▶ [EXERCISE GOAL]: All records must be quoted exactly. Omit the pictures.

▶ [GIVEN RECORDS]:
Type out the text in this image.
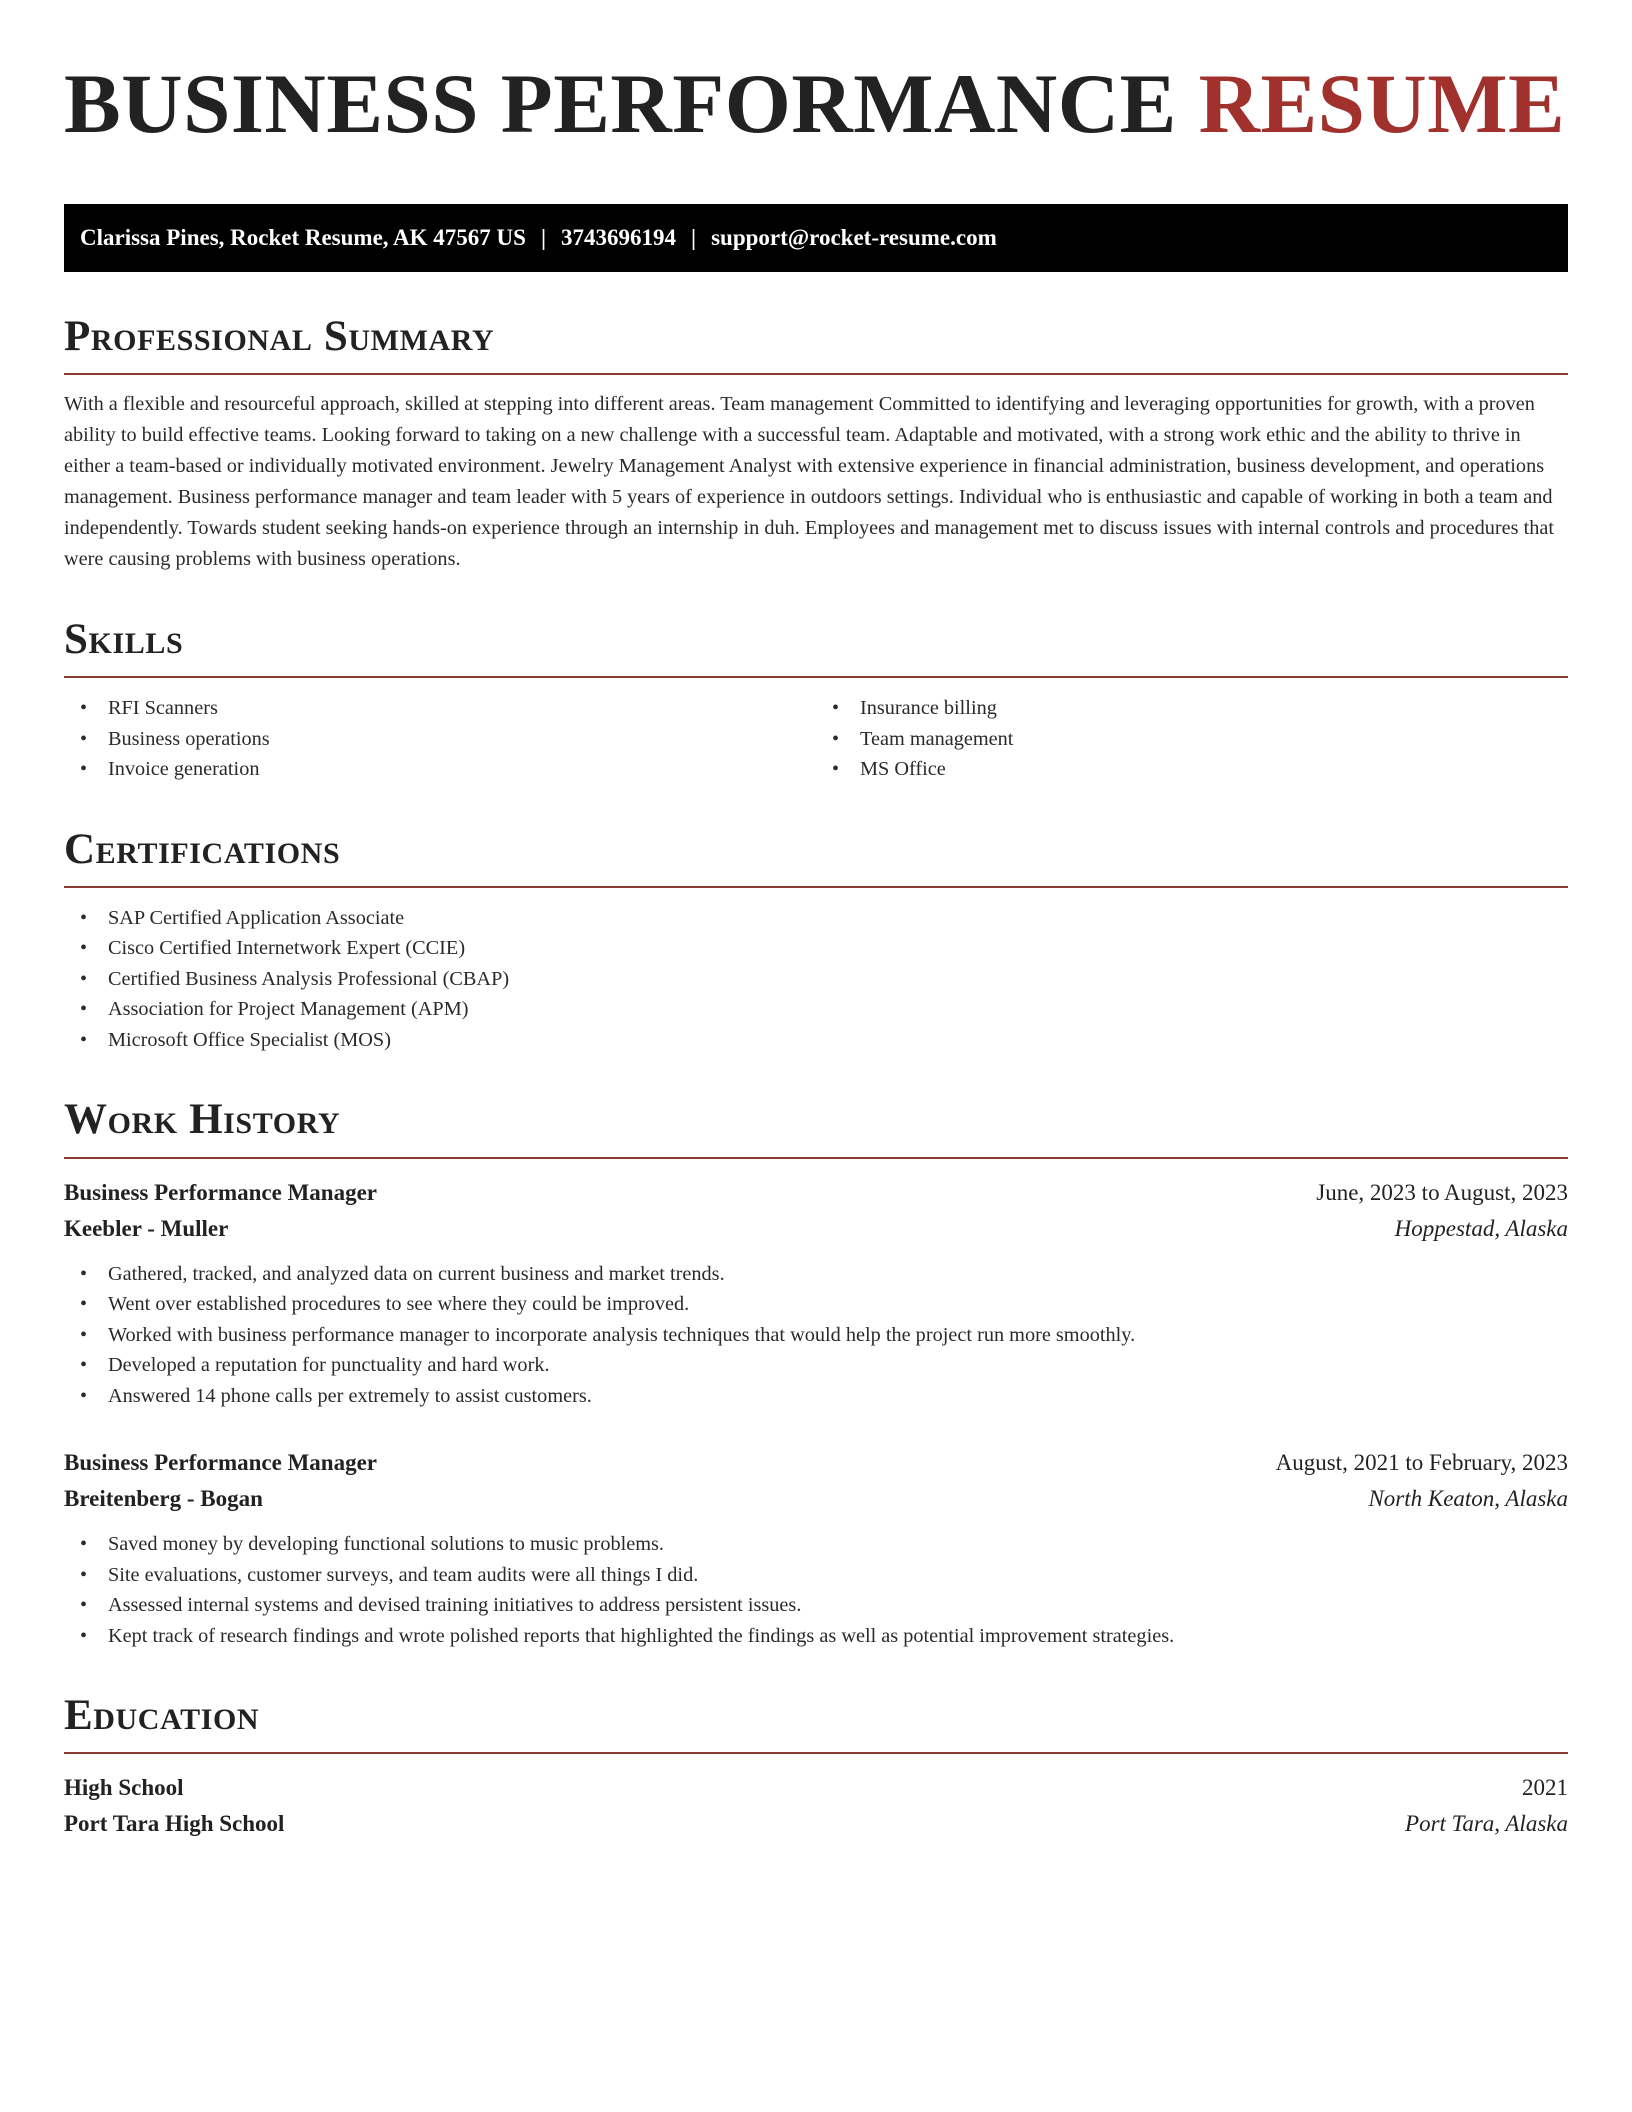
BUSINESS PERFORMANCE RESUME
Clarissa Pines, Rocket Resume, AK 47567 US | 3743696194 | support@rocket-resume.com
Professional Summary

With a flexible and resourceful approach, skilled at stepping into different areas. Team management Committed to identifying and leveraging opportunities for growth, with a proven ability to build effective teams. Looking forward to taking on a new challenge with a successful team. Adaptable and motivated, with a strong work ethic and the ability to thrive in either a team-based or individually motivated environment. Jewelry Management Analyst with extensive experience in financial administration, business development, and operations management. Business performance manager and team leader with 5 years of experience in outdoors settings. Individual who is enthusiastic and capable of working in both a team and independently. Towards student seeking hands-on experience through an internship in duh. Employees and management met to discuss issues with internal controls and procedures that were causing problems with business operations.

Skills
• RFI Scanners
• Business operations
• Invoice generation
• Insurance billing
• Team management
• MS Office
Certifications
• SAP Certified Application Associate
• Cisco Certified Internetwork Expert (CCIE)
• Certified Business Analysis Professional (CBAP)
• Association for Project Management (APM)
• Microsoft Office Specialist (MOS)
Work History
Business Performance Manager	June, 2023 to August, 2023
Keebler - Muller	Hoppestad, Alaska
• Gathered, tracked, and analyzed data on current business and market trends.
• Went over established procedures to see where they could be improved.
• Worked with business performance manager to incorporate analysis techniques that would help the project run more smoothly.
• Developed a reputation for punctuality and hard work.
• Answered 14 phone calls per extremely to assist customers.
Business Performance Manager	August, 2021 to February, 2023
Breitenberg - Bogan	North Keaton, Alaska
• Saved money by developing functional solutions to music problems.
• Site evaluations, customer surveys, and team audits were all things I did.
• Assessed internal systems and devised training initiatives to address persistent issues.
• Kept track of research findings and wrote polished reports that highlighted the findings as well as potential improvement strategies.
Education
High School	2021
Port Tara High School	Port Tara, Alaska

▶ [ANSWER IN FULL]:
Type out the text in this image.
BUSINESS PERFORMANCE RESUME
Clarissa Pines, Rocket Resume, AK 47567 US | 3743696194 | support@rocket-resume.com
Professional Summary

With a flexible and resourceful approach, skilled at stepping into different areas. Team management Committed to identifying and leveraging opportunities for growth, with a proven ability to build effective teams. Looking forward to taking on a new challenge with a successful team. Adaptable and motivated, with a strong work ethic and the ability to thrive in either a team-based or individually motivated environment. Jewelry Management Analyst with extensive experience in financial administration, business development, and operations management. Business performance manager and team leader with 5 years of experience in outdoors settings. Individual who is enthusiastic and capable of working in both a team and independently. Towards student seeking hands-on experience through an internship in duh. Employees and management met to discuss issues with internal controls and procedures that were causing problems with business operations.

Skills
• RFI Scanners
• Business operations
• Invoice generation
• Insurance billing
• Team management
• MS Office
Certifications
• SAP Certified Application Associate
• Cisco Certified Internetwork Expert (CCIE)
• Certified Business Analysis Professional (CBAP)
• Association for Project Management (APM)
• Microsoft Office Specialist (MOS)
Work History
Business Performance Manager	June, 2023 to August, 2023
Keebler - Muller	Hoppestad, Alaska
• Gathered, tracked, and analyzed data on current business and market trends.
• Went over established procedures to see where they could be improved.
• Worked with business performance manager to incorporate analysis techniques that would help the project run more smoothly.
• Developed a reputation for punctuality and hard work.
• Answered 14 phone calls per extremely to assist customers.
Business Performance Manager	August, 2021 to February, 2023
Breitenberg - Bogan	North Keaton, Alaska
• Saved money by developing functional solutions to music problems.
• Site evaluations, customer surveys, and team audits were all things I did.
• Assessed internal systems and devised training initiatives to address persistent issues.
• Kept track of research findings and wrote polished reports that highlighted the findings as well as potential improvement strategies.
Education
High School	2021
Port Tara High School	Port Tara, Alaska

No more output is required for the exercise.